Data entries for graphics
START

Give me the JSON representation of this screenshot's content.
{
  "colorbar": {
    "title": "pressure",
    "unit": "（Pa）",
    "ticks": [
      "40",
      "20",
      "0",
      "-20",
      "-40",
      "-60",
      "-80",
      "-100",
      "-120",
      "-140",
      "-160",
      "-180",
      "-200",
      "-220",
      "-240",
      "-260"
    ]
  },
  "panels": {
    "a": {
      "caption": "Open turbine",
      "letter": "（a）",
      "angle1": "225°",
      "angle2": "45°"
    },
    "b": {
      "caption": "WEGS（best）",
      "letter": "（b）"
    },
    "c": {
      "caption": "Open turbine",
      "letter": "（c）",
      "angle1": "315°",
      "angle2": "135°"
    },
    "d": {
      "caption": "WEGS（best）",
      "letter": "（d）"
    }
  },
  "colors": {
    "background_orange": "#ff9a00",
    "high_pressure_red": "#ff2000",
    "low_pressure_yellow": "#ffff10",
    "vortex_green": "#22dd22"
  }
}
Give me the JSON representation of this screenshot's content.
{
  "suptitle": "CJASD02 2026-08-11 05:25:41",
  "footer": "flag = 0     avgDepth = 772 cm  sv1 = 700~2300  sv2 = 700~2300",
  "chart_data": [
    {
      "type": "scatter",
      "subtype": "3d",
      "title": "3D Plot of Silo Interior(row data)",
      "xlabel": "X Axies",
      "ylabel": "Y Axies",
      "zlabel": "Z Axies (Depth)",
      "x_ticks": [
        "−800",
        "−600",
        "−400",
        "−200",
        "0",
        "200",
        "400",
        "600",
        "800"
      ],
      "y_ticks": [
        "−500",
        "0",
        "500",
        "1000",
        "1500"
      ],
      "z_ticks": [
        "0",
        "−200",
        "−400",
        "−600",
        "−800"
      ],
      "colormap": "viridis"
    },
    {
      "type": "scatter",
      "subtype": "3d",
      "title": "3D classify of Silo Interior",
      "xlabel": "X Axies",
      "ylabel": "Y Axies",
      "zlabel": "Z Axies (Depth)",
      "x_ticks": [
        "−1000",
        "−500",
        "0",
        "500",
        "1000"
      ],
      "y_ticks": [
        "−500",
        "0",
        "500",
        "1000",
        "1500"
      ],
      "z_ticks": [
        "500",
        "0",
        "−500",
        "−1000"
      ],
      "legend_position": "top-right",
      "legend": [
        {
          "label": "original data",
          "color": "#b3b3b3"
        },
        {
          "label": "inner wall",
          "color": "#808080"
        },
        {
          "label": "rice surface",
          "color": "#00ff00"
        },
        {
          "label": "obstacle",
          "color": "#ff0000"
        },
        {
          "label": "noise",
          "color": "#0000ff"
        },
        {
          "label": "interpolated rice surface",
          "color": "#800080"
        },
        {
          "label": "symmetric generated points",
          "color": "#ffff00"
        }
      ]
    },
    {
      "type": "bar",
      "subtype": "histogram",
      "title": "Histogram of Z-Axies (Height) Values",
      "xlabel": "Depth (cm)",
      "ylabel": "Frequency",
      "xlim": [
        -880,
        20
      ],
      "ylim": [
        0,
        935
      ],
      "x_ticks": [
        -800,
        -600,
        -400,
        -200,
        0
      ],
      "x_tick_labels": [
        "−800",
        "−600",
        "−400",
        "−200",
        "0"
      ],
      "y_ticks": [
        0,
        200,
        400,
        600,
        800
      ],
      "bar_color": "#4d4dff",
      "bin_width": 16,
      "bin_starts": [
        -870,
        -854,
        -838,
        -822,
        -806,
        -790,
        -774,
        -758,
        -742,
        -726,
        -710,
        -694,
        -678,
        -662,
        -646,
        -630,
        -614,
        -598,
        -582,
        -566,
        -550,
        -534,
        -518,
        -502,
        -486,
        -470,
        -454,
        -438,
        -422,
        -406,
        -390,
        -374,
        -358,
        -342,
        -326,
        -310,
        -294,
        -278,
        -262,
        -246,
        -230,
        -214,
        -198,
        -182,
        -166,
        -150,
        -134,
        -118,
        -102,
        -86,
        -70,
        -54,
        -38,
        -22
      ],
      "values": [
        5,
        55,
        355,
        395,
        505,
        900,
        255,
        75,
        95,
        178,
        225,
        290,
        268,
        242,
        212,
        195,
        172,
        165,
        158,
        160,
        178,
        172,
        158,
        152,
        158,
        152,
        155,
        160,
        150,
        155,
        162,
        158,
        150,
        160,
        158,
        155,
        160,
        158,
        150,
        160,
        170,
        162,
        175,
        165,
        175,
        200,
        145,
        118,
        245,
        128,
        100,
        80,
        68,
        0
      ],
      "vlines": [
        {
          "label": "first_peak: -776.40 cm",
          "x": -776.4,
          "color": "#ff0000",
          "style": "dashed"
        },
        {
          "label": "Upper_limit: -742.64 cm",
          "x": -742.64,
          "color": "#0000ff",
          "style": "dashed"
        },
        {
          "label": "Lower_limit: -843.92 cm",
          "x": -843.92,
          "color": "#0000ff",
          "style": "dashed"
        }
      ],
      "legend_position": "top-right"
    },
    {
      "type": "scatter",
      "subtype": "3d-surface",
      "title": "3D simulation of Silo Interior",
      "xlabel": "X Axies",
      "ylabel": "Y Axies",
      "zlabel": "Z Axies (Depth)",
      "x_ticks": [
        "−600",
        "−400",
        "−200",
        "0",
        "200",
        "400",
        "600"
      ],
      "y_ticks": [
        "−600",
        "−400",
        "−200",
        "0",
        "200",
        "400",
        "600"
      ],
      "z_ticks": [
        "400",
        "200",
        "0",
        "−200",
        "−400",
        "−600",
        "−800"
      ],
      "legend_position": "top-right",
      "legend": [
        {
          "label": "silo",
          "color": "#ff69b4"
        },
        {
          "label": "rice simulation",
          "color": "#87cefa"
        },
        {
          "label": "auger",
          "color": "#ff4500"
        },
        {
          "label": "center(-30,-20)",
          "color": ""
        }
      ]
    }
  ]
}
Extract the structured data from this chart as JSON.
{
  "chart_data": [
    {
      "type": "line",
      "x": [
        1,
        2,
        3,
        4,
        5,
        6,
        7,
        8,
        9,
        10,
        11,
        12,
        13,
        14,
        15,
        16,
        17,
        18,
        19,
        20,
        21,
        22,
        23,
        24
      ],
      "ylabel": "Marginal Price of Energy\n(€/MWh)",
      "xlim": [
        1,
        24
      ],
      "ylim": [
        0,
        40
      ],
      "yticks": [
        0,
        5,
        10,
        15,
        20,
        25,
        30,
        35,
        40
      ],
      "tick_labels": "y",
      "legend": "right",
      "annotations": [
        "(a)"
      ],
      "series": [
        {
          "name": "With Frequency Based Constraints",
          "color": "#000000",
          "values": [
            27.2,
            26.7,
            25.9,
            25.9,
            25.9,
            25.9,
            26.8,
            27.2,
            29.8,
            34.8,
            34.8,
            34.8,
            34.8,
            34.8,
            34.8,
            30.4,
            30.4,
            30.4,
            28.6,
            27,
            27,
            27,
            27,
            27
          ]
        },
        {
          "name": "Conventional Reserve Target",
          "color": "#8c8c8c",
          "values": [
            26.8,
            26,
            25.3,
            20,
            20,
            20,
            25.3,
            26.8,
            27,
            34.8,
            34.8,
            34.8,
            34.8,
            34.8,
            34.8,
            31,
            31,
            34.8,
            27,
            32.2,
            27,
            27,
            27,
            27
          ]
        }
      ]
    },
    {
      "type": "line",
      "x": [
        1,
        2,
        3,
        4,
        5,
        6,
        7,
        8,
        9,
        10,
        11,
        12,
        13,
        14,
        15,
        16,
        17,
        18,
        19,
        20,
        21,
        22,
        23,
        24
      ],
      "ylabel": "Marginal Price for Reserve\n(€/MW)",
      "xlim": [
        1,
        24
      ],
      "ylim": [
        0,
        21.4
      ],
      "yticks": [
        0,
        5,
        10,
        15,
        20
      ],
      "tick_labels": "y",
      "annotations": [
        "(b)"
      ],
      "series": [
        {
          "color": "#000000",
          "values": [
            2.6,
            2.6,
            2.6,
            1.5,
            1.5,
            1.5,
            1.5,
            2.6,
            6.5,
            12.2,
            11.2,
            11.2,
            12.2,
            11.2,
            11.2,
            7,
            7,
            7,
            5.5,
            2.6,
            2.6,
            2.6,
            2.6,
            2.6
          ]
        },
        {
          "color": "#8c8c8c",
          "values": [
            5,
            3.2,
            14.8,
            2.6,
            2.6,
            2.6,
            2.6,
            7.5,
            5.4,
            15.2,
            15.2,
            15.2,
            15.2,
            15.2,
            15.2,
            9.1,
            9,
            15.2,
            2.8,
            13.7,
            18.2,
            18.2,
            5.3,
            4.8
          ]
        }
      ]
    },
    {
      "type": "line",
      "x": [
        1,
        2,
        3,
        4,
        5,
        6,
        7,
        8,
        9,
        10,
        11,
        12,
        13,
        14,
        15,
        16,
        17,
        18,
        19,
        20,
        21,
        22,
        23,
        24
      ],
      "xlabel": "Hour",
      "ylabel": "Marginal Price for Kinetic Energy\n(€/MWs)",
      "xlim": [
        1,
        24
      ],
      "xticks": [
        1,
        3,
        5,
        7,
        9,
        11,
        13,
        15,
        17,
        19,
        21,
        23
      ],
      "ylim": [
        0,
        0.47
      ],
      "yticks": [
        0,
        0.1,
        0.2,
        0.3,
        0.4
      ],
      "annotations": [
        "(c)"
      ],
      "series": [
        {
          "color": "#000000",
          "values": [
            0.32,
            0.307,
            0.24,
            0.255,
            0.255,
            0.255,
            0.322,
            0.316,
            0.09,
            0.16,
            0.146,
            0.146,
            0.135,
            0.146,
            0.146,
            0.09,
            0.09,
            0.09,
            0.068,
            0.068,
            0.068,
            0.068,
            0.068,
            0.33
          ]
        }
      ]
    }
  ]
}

END

◆ **Job**:
Where a line holds "Marginal", copy that line.

◆ **Task solution**:
      "ylabel": "Marginal Price of Energy\n(€/MWh)",
      "ylabel": "Marginal Price for Reserve\n(€/MW)",
      "ylabel": "Marginal Price for Kinetic Energy\n(€/MWs)",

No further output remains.